>> start Record excerpts
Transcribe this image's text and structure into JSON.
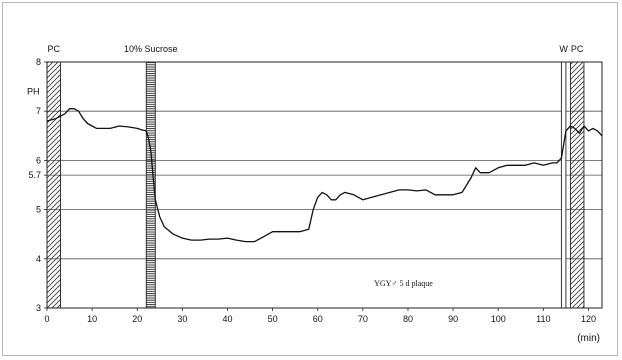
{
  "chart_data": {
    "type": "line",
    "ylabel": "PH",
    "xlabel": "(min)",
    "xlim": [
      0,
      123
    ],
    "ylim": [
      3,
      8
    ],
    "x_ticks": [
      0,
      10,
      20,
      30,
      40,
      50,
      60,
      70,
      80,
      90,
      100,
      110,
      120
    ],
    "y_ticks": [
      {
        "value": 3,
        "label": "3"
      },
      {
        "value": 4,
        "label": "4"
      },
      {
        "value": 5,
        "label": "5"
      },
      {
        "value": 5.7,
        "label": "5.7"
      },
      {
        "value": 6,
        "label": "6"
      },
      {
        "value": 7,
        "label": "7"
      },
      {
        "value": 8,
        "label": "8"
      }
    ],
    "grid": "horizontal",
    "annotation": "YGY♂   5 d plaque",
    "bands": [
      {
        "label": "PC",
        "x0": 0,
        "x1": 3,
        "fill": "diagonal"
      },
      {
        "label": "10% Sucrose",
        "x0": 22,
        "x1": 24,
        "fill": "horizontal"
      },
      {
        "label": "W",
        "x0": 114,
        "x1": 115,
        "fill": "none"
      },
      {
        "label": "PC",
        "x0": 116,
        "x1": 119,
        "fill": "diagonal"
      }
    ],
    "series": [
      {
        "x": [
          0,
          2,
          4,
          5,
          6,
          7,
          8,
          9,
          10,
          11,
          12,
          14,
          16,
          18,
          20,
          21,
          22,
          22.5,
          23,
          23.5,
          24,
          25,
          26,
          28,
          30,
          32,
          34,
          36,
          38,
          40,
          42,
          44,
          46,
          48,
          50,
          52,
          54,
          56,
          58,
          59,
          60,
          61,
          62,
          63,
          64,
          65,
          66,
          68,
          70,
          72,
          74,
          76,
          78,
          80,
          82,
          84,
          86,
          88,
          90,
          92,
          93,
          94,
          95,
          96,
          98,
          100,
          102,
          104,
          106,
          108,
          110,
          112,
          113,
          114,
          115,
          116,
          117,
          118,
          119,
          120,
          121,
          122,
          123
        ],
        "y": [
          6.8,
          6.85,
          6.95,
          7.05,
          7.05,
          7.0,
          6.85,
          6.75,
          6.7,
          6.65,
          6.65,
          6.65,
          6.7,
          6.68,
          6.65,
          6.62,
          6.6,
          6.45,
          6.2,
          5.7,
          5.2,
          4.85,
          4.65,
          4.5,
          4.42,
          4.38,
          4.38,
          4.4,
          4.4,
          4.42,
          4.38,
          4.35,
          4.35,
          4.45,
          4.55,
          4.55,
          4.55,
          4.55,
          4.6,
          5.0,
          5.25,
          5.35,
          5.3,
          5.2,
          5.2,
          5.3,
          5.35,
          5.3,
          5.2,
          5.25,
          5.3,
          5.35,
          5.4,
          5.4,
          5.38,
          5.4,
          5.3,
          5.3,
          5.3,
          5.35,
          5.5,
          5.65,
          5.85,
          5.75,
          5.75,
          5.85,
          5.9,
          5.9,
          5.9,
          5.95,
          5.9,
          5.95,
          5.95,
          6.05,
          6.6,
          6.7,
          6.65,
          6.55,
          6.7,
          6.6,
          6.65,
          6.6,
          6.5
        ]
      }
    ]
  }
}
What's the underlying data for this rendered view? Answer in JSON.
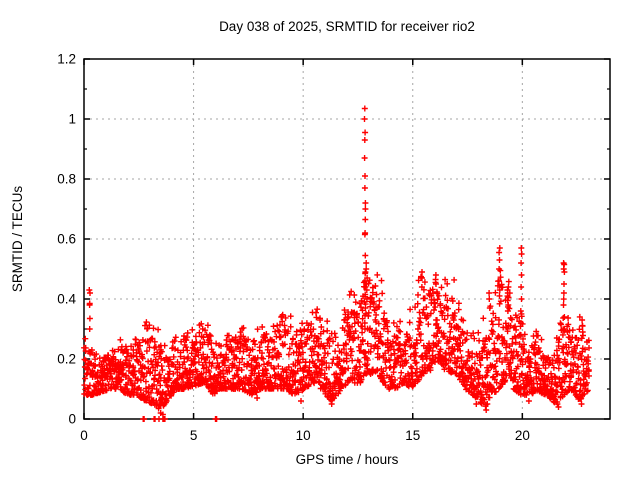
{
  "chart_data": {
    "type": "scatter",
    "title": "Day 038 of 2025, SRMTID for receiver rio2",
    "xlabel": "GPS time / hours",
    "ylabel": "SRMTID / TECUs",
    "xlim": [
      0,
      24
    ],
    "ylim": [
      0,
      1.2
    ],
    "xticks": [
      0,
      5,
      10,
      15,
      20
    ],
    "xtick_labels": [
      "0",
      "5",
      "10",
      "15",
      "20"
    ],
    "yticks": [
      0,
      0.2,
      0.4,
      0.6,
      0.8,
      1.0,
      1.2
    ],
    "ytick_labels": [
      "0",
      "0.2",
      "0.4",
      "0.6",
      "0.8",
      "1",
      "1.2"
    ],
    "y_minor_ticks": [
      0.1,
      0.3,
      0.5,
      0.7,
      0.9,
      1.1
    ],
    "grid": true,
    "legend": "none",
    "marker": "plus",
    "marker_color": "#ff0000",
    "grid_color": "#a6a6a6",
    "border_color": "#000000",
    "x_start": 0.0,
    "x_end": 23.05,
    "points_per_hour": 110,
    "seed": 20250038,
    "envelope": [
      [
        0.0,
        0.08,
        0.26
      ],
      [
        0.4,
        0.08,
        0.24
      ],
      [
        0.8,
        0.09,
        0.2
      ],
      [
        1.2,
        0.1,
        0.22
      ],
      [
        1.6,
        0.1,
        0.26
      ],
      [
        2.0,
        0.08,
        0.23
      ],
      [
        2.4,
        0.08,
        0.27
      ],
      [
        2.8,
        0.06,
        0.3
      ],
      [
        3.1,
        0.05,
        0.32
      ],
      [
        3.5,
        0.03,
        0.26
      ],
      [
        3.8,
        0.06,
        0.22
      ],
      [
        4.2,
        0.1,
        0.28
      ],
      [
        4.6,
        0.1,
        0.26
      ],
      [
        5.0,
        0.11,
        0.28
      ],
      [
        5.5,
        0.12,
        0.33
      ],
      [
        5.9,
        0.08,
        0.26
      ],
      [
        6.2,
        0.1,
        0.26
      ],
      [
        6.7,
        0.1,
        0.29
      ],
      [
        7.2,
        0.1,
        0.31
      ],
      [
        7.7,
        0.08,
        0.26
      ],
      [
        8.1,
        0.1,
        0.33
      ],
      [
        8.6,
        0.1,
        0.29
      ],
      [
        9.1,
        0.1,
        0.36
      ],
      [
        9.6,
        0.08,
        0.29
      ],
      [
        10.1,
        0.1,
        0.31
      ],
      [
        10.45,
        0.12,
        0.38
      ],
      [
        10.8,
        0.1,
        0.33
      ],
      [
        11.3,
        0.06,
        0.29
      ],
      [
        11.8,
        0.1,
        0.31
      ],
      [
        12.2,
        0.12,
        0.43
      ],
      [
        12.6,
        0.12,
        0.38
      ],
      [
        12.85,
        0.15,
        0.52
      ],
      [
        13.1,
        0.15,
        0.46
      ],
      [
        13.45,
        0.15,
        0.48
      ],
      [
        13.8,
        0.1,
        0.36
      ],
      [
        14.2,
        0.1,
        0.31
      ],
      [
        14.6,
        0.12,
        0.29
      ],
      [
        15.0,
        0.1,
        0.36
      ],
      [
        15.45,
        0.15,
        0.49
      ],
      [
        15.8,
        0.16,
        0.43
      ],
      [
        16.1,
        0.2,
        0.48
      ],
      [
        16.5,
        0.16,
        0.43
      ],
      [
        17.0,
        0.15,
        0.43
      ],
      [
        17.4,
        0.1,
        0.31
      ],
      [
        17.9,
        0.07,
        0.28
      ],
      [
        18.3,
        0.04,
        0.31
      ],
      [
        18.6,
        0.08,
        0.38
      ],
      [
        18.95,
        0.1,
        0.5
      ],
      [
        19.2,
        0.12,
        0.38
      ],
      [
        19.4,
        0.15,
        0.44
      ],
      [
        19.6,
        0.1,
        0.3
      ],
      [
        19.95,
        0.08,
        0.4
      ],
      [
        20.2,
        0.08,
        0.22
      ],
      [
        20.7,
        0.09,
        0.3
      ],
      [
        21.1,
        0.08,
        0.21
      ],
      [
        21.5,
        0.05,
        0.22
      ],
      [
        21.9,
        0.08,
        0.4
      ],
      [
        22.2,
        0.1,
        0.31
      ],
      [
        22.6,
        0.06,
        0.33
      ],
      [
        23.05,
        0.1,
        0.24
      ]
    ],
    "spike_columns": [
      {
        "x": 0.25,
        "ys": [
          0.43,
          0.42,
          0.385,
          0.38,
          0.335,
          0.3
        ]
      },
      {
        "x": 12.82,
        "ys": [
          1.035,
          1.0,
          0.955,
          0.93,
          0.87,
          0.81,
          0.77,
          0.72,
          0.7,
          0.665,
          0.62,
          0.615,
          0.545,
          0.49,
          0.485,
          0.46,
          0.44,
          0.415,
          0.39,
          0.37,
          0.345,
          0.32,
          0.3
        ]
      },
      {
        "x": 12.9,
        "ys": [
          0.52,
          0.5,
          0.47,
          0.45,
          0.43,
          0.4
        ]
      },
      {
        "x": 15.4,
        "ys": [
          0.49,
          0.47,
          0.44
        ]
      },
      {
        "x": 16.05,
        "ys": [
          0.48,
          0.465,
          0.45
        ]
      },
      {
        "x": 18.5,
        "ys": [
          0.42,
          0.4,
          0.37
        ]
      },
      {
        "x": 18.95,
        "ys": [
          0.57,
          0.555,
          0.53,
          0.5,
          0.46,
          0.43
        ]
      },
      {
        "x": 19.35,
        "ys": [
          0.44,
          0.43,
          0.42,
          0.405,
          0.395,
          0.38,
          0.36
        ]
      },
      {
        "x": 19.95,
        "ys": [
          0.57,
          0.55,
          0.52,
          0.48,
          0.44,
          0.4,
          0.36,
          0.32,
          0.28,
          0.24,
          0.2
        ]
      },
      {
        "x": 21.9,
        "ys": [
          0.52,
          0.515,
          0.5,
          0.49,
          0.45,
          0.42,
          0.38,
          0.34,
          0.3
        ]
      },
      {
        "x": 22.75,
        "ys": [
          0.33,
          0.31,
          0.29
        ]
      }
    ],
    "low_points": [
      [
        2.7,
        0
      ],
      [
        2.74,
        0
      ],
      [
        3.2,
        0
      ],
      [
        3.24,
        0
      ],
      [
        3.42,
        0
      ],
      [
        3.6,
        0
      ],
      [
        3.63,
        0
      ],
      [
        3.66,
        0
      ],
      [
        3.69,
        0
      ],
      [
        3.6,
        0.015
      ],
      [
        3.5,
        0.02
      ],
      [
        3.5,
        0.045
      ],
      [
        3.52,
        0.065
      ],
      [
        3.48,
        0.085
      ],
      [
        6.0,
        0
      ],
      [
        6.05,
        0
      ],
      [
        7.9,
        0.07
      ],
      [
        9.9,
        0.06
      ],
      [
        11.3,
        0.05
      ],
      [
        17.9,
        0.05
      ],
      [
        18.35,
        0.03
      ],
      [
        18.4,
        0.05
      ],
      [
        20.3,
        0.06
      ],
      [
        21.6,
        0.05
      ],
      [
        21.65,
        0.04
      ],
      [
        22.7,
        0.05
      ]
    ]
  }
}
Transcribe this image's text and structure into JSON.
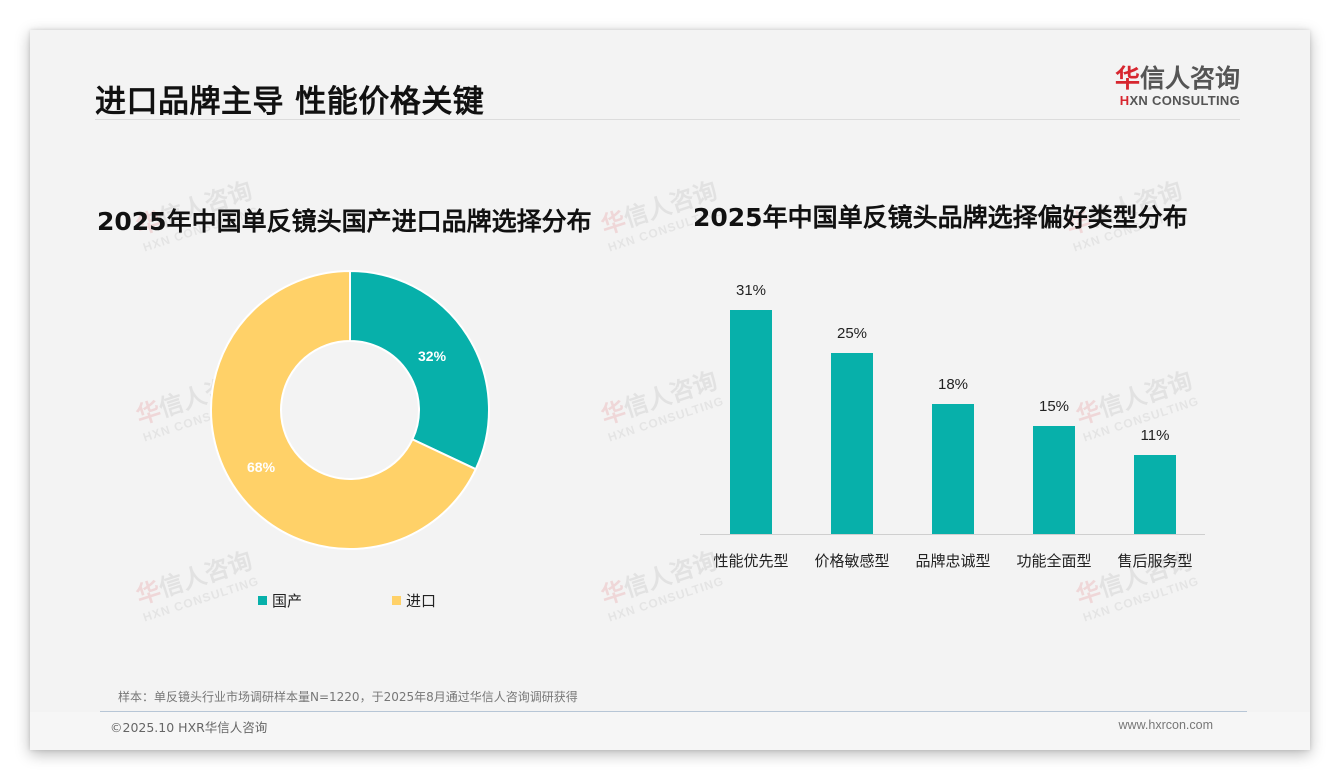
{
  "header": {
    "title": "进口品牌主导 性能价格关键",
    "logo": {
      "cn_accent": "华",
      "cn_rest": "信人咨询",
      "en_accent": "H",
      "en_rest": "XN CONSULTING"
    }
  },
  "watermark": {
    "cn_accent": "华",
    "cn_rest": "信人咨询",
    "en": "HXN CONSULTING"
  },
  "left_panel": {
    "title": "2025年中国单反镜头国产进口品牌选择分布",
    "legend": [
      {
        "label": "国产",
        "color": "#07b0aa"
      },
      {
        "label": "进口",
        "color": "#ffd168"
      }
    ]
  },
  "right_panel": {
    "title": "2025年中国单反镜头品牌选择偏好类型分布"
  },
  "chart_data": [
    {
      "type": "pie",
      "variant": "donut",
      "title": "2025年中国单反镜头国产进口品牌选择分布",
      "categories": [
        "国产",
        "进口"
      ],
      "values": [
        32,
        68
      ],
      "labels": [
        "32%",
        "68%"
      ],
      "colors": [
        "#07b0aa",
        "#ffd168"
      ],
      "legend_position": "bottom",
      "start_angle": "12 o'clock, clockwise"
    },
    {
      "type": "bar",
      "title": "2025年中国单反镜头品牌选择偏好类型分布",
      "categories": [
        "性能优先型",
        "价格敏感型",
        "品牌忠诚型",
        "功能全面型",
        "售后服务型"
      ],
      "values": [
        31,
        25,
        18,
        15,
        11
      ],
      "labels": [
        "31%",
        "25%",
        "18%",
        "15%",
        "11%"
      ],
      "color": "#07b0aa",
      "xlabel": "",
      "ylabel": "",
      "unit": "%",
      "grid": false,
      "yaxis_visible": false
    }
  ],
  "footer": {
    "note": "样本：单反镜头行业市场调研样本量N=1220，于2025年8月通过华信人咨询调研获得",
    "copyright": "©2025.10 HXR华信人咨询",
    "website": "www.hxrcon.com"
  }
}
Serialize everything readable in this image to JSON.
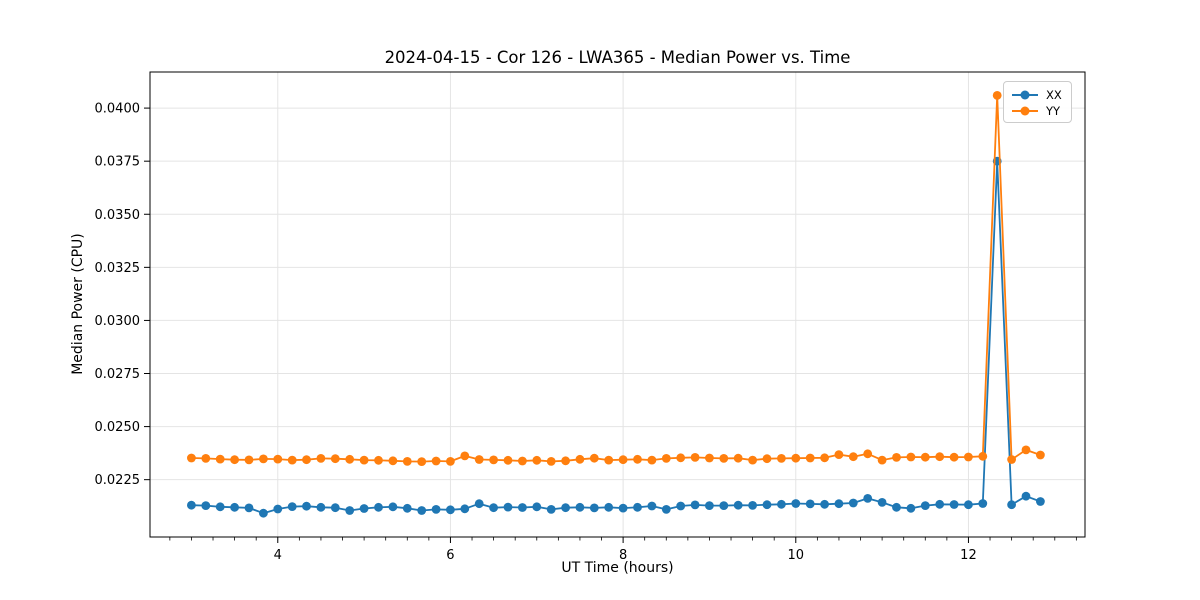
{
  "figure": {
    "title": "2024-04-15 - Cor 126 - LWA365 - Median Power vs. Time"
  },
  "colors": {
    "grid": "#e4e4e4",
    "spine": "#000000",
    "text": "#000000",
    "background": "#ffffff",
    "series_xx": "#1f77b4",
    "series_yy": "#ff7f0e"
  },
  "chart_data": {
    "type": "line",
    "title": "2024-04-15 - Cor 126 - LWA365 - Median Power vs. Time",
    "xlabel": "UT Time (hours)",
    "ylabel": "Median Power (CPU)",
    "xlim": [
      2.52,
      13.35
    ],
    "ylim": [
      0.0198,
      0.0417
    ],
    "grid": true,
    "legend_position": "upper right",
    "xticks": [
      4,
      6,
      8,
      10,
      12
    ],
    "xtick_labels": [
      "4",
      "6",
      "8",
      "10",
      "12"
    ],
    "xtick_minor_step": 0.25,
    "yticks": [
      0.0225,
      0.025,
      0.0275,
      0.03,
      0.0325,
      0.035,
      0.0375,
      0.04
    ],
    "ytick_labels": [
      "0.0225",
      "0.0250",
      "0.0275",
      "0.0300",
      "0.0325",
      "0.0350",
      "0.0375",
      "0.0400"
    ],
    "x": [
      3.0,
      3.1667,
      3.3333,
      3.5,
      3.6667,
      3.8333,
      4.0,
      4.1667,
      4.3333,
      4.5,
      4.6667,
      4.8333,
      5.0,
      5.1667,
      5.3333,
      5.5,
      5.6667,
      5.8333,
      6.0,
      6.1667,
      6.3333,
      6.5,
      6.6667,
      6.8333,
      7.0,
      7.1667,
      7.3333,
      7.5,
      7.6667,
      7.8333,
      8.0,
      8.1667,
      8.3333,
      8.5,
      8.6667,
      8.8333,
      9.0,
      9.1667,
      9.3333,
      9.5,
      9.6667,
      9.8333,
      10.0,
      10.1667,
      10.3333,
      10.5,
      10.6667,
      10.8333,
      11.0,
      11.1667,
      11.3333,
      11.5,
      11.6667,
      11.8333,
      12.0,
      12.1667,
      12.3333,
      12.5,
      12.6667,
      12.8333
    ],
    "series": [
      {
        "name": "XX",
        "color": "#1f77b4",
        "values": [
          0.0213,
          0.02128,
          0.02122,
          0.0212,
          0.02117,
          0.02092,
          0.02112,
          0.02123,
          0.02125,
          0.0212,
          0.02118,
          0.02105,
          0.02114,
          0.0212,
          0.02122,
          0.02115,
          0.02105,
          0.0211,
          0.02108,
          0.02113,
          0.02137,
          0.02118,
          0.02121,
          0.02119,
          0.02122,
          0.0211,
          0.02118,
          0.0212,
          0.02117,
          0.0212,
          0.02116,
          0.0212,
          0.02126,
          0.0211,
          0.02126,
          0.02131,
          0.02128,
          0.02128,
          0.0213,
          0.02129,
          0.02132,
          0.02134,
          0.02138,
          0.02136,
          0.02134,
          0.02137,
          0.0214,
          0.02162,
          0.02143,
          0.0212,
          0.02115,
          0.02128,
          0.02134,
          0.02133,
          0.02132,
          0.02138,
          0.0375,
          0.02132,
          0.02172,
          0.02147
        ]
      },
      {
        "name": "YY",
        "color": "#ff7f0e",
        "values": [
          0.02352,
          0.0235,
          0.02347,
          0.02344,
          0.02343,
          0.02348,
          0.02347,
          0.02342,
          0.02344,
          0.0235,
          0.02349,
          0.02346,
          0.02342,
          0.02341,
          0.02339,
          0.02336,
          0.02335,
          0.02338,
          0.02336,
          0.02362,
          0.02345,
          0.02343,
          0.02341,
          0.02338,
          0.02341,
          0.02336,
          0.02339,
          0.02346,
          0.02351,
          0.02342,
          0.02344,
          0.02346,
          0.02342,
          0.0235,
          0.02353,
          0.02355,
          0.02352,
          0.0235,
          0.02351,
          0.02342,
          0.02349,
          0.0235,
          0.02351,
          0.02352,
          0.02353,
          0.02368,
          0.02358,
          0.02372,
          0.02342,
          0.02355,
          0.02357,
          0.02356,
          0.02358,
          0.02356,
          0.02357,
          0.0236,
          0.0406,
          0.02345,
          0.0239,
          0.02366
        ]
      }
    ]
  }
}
>> end Record excerpts
What to work on: Within the material above, find the lines that contain the word "fill"; copy them.

Reply:
        "fill": "diagonal"
        "fill": "horizontal"
        "fill": "none"
        "fill": "diagonal"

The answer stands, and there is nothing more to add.